Figure record listings
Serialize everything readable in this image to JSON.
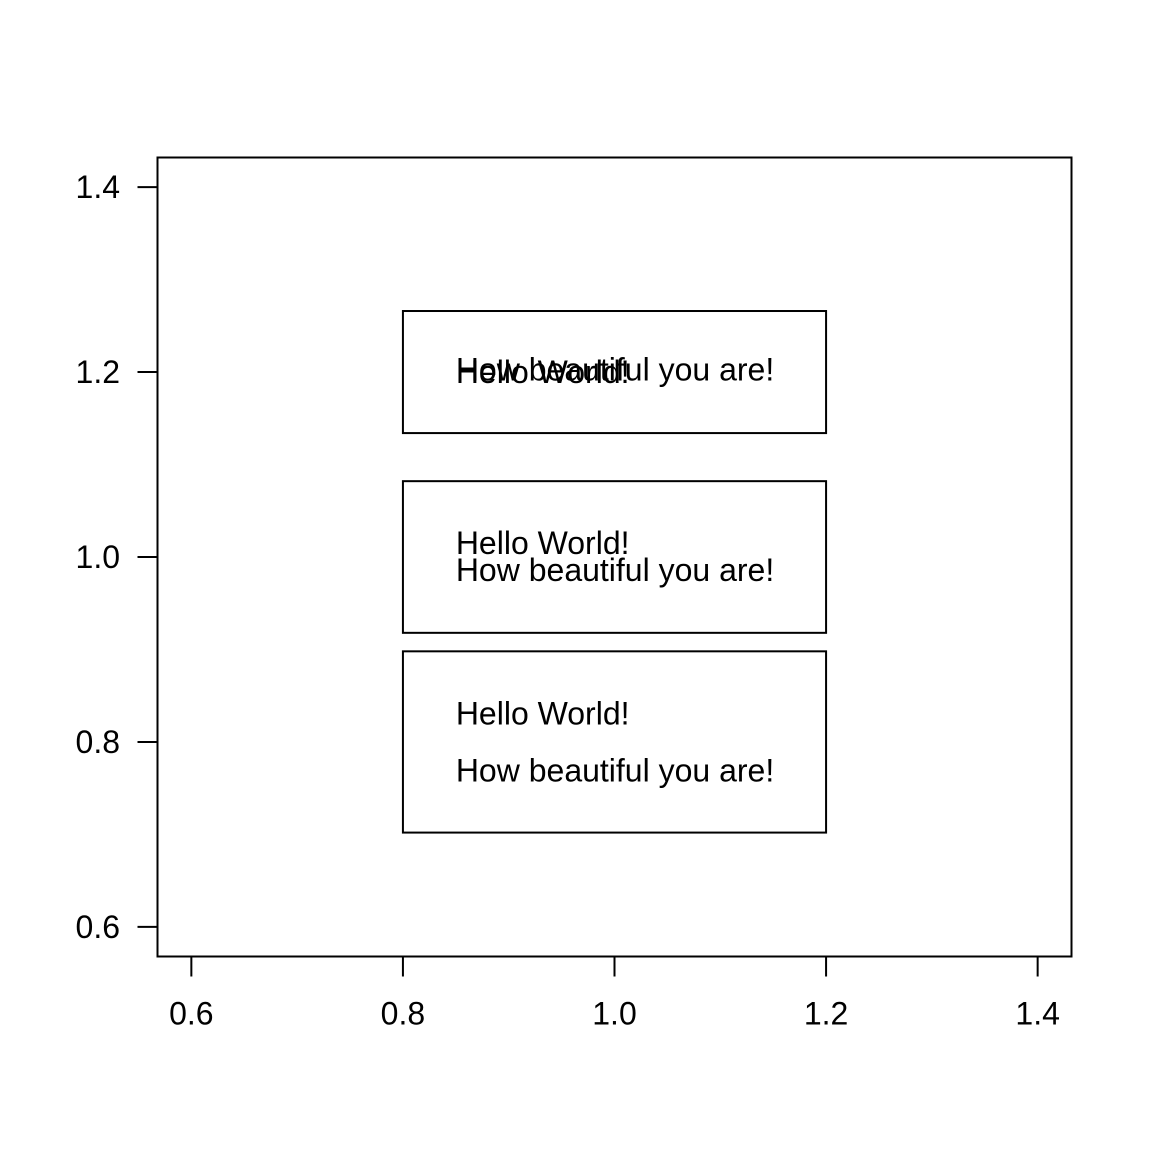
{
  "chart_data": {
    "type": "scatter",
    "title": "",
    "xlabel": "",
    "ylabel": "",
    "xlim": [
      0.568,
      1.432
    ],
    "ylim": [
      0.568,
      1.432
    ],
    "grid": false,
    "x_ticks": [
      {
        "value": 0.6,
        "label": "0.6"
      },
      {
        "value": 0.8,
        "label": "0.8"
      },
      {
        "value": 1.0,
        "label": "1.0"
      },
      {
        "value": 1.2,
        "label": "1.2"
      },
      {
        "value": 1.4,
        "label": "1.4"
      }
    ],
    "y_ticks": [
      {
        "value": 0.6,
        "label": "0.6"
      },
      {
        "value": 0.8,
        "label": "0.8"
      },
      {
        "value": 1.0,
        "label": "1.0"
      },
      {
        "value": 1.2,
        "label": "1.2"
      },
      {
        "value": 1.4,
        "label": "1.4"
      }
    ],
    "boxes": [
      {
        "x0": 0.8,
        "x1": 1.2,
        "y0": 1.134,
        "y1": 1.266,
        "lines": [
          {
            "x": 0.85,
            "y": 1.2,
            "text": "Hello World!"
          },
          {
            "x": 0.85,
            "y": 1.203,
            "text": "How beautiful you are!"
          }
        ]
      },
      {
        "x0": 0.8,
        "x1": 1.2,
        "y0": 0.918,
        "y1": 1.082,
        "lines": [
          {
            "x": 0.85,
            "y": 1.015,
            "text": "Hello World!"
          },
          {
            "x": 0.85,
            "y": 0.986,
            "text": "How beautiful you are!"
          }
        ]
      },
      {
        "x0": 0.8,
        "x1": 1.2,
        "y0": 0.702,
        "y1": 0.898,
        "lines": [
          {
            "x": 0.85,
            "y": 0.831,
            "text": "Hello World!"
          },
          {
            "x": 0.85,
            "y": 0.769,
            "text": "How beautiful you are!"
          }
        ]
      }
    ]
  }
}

AIM: Without including any pictures, reproduce the listing exactly.

THE RESULT:
Serialize everything readable in this image to JSON.
{
  "chart_data": {
    "type": "scatter",
    "title": "",
    "xlabel": "",
    "ylabel": "",
    "xlim": [
      0.568,
      1.432
    ],
    "ylim": [
      0.568,
      1.432
    ],
    "grid": false,
    "x_ticks": [
      {
        "value": 0.6,
        "label": "0.6"
      },
      {
        "value": 0.8,
        "label": "0.8"
      },
      {
        "value": 1.0,
        "label": "1.0"
      },
      {
        "value": 1.2,
        "label": "1.2"
      },
      {
        "value": 1.4,
        "label": "1.4"
      }
    ],
    "y_ticks": [
      {
        "value": 0.6,
        "label": "0.6"
      },
      {
        "value": 0.8,
        "label": "0.8"
      },
      {
        "value": 1.0,
        "label": "1.0"
      },
      {
        "value": 1.2,
        "label": "1.2"
      },
      {
        "value": 1.4,
        "label": "1.4"
      }
    ],
    "boxes": [
      {
        "x0": 0.8,
        "x1": 1.2,
        "y0": 1.134,
        "y1": 1.266,
        "lines": [
          {
            "x": 0.85,
            "y": 1.2,
            "text": "Hello World!"
          },
          {
            "x": 0.85,
            "y": 1.203,
            "text": "How beautiful you are!"
          }
        ]
      },
      {
        "x0": 0.8,
        "x1": 1.2,
        "y0": 0.918,
        "y1": 1.082,
        "lines": [
          {
            "x": 0.85,
            "y": 1.015,
            "text": "Hello World!"
          },
          {
            "x": 0.85,
            "y": 0.986,
            "text": "How beautiful you are!"
          }
        ]
      },
      {
        "x0": 0.8,
        "x1": 1.2,
        "y0": 0.702,
        "y1": 0.898,
        "lines": [
          {
            "x": 0.85,
            "y": 0.831,
            "text": "Hello World!"
          },
          {
            "x": 0.85,
            "y": 0.769,
            "text": "How beautiful you are!"
          }
        ]
      }
    ]
  }
}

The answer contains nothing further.